> ARTICLE:
-- BEGIN --

# ES problems



## RYAN. (Mar 22, 2012)

A good buddy of mine is having problems with his 2012 honda rancher it's the it's the electric shift and automatic version is jumping gears and won't go back to neutral until he cuts it off!!!! Any advice on what to do

. < see that dot my signature starts below/behind it

2006 ARCTIC CAT 400FIS
29.5 SKINNYS
JUG GOING OFF FOR BB SOON
NO LIFT SOON TO BE 2.5 
15" GROUND CLEARANCE 
EXHAUST MOD WITH SWAMP PIPE
SNORKED AND RACKED


----------



## Crawfishie!! (Dec 9, 2009)

On the front lower part of the engine look for the shift sensor. The part is about $90 and have the dealer install it. It has to be "timed". I tried doing it on my wife's bike, and I'm VERY mechanically inclined, it's was a no-go! Dealer charged me $50 to install it. So $140 and 2 hours later we were rolling again.


----------



## redneckrancher420 (Jul 5, 2011)

Being a 2012 should be no charge to fix, bring it in to the dealer


----------



## RYAN. (Mar 22, 2012)

thanks for the replies, pretty sure he voided the warranty snorkeled and gear reduction


----------



## CRAZYCRACKAZ71 (Oct 8, 2011)

Warrenty gone lol. We just did this on ma brother in laws bike gr and snorked and lift. Not even 3 months old haha. But id call the dealer and see what they can do for u ma friend


----------



## RYAN. (Mar 22, 2012)

-- END --

> TASK LIST:
a. In the ES problems thread, what did the dealer charge to install the shift sensor?
b. Pull the passage from the ES problems thread starting at "## Crawfishie!! (Dec" and ending at "were rolling again.".
c. Turn the paragraph in the ES problems thread that begins "On the front lower part of the engine" into a short bulleted list that keeps its main facts.

> ROWS:
-- BEGIN --

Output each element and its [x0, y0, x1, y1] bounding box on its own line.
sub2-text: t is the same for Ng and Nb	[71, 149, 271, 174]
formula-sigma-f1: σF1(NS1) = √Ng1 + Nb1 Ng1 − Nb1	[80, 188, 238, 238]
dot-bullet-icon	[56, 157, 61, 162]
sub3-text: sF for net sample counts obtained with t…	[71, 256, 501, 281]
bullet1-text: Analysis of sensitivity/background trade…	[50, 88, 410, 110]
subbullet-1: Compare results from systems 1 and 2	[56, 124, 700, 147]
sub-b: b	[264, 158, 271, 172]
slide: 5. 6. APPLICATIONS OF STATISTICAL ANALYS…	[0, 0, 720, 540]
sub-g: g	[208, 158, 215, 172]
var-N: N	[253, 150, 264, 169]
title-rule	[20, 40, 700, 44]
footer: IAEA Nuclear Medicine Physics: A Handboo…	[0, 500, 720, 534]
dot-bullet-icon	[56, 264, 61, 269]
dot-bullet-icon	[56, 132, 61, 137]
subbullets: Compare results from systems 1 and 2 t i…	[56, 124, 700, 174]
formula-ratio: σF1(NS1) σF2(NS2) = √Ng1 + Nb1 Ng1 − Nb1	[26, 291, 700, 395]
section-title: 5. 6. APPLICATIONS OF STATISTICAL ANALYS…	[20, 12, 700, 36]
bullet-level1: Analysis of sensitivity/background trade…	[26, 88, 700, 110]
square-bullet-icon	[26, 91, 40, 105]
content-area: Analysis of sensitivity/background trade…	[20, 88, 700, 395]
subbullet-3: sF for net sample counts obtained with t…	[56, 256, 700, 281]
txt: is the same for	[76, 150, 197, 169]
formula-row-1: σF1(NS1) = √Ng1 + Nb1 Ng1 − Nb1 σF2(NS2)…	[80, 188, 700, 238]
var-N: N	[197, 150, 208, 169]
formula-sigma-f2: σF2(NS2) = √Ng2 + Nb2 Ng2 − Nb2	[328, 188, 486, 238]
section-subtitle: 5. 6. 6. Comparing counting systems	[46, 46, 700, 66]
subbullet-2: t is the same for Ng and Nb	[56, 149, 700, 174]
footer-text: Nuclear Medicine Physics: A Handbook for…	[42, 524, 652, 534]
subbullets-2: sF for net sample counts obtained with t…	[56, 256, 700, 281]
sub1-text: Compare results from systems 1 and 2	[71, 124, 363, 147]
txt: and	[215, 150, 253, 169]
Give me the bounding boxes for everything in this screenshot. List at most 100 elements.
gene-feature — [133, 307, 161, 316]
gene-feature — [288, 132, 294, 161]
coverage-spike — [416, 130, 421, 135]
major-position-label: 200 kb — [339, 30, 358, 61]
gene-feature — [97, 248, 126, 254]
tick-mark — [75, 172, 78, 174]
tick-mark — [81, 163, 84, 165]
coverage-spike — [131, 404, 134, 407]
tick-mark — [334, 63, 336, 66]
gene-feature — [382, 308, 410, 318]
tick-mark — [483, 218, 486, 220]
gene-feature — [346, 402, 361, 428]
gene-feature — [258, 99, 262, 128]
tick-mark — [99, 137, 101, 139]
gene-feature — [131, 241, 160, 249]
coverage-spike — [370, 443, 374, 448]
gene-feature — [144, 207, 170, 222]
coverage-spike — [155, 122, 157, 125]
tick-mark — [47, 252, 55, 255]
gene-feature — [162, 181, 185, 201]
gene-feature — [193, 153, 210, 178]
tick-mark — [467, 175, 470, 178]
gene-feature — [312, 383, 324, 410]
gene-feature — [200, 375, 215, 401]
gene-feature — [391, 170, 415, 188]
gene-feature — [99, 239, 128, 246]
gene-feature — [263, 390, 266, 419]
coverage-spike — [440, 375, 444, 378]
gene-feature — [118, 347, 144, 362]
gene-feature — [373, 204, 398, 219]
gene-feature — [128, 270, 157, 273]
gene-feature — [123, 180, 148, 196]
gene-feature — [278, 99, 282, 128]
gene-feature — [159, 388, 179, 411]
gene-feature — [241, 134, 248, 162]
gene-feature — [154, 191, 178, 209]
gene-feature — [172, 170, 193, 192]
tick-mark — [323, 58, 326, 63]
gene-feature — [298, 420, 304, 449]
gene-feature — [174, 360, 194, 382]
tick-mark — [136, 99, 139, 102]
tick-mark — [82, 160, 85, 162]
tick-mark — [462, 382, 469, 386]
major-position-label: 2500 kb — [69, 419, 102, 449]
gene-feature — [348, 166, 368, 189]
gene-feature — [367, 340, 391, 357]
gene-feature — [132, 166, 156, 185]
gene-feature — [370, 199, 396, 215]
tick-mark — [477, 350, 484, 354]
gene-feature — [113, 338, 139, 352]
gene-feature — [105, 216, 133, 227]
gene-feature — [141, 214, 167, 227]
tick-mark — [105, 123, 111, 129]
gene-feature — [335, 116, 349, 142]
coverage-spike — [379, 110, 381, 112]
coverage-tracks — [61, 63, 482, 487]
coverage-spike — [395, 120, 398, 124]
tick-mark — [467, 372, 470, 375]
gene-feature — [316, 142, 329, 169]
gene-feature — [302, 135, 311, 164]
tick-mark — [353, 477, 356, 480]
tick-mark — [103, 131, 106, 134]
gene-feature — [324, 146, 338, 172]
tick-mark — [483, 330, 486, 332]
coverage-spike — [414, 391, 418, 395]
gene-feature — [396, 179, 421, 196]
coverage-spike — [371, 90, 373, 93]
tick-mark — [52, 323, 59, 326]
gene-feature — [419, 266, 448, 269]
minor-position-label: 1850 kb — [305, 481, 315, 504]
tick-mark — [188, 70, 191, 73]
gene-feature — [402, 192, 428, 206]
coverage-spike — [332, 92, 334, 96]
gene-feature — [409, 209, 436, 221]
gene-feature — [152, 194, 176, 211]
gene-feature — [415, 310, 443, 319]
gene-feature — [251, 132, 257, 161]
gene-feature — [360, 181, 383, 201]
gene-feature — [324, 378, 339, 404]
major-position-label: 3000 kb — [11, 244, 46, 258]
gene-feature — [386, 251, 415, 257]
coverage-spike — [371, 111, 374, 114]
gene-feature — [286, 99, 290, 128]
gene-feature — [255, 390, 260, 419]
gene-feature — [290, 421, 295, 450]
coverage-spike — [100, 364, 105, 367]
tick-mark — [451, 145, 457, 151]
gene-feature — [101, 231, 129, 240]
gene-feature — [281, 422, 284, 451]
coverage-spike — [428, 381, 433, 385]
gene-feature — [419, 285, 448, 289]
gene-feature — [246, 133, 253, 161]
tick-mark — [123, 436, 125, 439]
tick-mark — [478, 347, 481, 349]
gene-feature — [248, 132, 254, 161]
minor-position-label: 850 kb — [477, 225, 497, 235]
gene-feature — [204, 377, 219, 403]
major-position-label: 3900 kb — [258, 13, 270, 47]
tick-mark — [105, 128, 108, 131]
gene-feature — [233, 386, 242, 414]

-- END --

> ANSWERS FOR THE EXERCISE:
a. $50

b.
## Crawfishie!! (Dec 9, 2009)

On the front lower part of the engine look for the shift sensor. The part is about $90 and have the dealer install it. It has to be "timed". I tried doing it on my wife's bike, and I'm VERY mechanically inclined, it's was a no-go! Dealer charged me $50 to install it. So $140 and 2 hours later we were rolling again.

c.
- Look for the shift sensor on the front lower part of the engine.
- The part costs about $90 and should be installed by the dealer because it has to be "timed."
- The poster, though very mechanically inclined, could not get it done on the poster's wife's bike.
- The dealer charged $50 to install it, so the repair came to $140 and took 2 hours.